- _WRITTEN EXERCISE_: Check every line below for the word "name" and copy the ones that have it.

- _SUPPLIED DATA_:
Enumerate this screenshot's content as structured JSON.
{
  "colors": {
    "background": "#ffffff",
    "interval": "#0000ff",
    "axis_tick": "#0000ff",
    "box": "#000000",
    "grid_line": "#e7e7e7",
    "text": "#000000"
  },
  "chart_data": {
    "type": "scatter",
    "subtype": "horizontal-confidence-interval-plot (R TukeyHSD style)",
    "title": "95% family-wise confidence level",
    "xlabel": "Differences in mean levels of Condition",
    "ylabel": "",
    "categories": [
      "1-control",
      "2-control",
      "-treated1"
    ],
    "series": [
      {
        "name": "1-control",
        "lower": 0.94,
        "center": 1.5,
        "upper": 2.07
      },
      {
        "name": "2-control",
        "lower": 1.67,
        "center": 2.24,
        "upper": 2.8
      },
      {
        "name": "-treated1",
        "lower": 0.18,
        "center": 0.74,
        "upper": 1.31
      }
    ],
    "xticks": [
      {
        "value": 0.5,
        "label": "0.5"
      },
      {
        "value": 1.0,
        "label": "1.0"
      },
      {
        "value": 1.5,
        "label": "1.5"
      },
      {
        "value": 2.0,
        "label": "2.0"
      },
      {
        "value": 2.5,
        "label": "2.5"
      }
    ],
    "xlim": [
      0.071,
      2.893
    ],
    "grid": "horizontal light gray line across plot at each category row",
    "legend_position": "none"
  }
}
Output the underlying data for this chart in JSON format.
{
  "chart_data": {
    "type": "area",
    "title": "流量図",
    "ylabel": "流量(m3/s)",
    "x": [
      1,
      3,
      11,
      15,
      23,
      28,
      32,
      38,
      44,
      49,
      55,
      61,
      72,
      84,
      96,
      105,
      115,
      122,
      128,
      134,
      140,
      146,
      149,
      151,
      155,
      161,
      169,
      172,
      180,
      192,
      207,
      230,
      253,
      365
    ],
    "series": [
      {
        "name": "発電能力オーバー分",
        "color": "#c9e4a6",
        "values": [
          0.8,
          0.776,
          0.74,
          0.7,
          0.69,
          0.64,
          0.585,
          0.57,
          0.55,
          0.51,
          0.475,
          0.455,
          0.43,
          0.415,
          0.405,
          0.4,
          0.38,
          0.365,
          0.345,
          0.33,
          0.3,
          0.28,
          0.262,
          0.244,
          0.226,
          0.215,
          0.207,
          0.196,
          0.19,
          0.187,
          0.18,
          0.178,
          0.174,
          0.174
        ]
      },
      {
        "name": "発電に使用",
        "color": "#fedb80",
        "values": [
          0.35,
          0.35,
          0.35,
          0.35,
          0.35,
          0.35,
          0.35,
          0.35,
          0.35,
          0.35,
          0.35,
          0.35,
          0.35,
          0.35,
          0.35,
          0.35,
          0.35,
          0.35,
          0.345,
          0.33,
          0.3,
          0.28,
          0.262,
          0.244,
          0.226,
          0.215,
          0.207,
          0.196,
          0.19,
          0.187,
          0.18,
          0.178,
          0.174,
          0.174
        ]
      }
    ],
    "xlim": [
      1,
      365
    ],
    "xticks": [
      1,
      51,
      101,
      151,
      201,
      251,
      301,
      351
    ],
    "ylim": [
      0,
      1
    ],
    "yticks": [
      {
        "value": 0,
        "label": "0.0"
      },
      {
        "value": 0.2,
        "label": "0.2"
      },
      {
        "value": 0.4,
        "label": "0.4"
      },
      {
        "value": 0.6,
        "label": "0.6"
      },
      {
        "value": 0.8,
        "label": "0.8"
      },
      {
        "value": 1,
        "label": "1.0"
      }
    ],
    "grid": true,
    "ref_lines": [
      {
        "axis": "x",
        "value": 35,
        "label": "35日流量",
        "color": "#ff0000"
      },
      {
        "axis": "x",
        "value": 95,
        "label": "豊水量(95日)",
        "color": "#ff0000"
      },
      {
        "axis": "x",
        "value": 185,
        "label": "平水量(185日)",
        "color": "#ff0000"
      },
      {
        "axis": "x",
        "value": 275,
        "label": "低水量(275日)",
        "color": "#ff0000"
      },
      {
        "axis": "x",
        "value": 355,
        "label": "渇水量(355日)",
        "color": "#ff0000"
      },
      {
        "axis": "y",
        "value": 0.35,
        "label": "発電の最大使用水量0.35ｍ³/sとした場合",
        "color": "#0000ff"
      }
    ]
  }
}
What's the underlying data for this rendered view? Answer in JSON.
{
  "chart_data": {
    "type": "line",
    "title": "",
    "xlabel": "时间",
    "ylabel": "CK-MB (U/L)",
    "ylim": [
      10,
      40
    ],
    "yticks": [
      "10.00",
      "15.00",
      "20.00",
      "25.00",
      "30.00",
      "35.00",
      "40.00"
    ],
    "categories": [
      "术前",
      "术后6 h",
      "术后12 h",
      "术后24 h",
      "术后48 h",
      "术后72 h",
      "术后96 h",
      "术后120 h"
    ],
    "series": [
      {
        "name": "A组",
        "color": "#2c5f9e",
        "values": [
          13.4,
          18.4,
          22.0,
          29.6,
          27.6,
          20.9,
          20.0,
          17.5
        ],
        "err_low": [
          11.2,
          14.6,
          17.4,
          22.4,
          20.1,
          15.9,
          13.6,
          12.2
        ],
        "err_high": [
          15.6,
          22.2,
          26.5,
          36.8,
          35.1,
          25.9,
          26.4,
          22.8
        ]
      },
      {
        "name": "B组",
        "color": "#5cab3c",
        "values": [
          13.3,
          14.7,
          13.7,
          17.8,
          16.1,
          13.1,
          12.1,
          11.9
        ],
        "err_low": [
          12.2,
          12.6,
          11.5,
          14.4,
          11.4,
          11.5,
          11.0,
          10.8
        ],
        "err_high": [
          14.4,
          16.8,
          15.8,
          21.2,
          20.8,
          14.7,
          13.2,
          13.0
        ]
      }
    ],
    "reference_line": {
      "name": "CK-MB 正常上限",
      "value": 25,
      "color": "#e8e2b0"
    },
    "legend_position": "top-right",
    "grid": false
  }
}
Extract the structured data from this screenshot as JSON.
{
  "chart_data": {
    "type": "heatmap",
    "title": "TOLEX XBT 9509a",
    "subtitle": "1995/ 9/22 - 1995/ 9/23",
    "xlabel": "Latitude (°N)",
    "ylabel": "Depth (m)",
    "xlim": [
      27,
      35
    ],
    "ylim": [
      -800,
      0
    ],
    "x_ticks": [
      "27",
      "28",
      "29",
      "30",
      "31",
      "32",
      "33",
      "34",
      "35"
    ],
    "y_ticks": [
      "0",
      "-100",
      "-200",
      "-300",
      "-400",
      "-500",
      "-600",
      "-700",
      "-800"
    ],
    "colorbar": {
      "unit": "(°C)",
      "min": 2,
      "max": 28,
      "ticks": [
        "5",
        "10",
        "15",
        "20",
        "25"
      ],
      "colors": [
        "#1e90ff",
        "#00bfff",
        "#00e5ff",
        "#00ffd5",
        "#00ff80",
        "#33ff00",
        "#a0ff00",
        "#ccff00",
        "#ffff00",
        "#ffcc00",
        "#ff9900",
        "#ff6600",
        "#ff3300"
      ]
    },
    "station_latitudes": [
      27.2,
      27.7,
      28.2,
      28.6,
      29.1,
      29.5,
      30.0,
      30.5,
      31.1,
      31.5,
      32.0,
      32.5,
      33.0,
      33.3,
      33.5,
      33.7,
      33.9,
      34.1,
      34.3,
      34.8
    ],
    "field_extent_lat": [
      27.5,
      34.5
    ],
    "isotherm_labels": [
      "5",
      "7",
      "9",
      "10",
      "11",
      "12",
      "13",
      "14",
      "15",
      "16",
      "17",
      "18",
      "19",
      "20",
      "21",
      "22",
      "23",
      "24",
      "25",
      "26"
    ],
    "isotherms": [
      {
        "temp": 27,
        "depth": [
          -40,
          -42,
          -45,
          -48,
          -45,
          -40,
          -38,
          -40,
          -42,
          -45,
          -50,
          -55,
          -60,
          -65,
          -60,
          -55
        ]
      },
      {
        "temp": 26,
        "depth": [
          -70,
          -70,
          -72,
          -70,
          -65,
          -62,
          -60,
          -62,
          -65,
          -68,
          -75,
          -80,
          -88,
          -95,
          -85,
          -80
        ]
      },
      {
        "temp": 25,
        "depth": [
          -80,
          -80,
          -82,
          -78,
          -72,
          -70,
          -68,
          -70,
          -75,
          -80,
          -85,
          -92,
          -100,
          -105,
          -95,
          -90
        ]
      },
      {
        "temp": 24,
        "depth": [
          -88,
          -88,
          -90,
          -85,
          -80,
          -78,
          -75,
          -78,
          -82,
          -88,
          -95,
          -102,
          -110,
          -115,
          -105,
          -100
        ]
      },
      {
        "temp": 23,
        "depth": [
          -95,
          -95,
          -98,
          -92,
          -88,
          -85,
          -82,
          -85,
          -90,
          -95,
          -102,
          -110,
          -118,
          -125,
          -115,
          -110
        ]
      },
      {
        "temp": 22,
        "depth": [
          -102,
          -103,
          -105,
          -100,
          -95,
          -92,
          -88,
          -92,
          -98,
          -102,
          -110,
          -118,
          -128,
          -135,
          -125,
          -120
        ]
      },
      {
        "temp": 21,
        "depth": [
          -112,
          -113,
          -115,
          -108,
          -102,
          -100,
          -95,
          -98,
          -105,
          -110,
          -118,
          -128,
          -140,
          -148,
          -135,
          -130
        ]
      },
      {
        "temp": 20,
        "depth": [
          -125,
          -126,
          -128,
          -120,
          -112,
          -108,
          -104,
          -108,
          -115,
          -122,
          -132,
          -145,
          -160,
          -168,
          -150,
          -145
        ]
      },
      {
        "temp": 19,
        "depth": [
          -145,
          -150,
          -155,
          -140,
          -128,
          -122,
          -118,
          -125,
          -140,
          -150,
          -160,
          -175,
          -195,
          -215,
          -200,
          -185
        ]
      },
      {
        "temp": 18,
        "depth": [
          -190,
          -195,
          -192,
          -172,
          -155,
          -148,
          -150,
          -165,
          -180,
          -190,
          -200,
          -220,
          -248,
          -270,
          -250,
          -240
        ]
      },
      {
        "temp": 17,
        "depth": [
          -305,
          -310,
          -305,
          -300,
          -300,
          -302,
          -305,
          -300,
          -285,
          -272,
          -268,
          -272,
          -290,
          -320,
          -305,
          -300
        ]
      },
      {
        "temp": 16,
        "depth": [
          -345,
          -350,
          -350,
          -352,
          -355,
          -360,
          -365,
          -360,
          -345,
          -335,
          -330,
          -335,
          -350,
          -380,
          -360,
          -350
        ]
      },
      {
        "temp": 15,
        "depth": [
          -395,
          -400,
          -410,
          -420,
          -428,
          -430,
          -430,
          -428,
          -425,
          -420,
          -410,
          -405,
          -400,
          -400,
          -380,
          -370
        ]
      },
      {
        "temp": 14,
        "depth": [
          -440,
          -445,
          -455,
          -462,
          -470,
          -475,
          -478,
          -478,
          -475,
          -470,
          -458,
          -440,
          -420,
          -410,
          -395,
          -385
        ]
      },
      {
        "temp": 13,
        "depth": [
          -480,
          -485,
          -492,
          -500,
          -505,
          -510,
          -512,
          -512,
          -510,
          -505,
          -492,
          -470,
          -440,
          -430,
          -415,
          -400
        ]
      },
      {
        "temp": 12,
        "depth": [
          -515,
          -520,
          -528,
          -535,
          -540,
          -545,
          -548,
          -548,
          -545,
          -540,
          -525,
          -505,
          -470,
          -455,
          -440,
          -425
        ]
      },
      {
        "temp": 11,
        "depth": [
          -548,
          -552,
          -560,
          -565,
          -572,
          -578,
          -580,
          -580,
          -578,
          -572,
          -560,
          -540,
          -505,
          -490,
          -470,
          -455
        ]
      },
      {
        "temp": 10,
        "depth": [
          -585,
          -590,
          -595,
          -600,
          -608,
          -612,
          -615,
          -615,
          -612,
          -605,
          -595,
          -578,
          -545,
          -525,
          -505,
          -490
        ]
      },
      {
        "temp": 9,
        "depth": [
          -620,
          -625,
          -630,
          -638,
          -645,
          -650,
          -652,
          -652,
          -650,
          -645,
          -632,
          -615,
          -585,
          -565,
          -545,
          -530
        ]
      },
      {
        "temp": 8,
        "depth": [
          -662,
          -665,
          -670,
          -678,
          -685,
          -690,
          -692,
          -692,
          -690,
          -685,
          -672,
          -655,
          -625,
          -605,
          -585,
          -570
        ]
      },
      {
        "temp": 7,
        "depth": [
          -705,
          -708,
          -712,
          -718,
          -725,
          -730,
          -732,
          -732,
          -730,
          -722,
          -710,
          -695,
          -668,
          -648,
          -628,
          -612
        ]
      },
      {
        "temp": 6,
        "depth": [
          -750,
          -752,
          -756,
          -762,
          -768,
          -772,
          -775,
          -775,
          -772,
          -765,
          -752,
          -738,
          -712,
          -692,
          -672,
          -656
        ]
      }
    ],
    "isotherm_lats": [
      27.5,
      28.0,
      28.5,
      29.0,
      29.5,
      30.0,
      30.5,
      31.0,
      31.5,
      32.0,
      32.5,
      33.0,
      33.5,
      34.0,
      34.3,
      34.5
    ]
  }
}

- _THE RESPONSE_:
        "name": "1-control",
        "name": "2-control",
        "name": "-treated1",
        "name": "発電能力オーバー分",
        "name": "発電に使用",
        "name": "A组",
        "name": "B组",
      "name": "CK-MB 正常上限",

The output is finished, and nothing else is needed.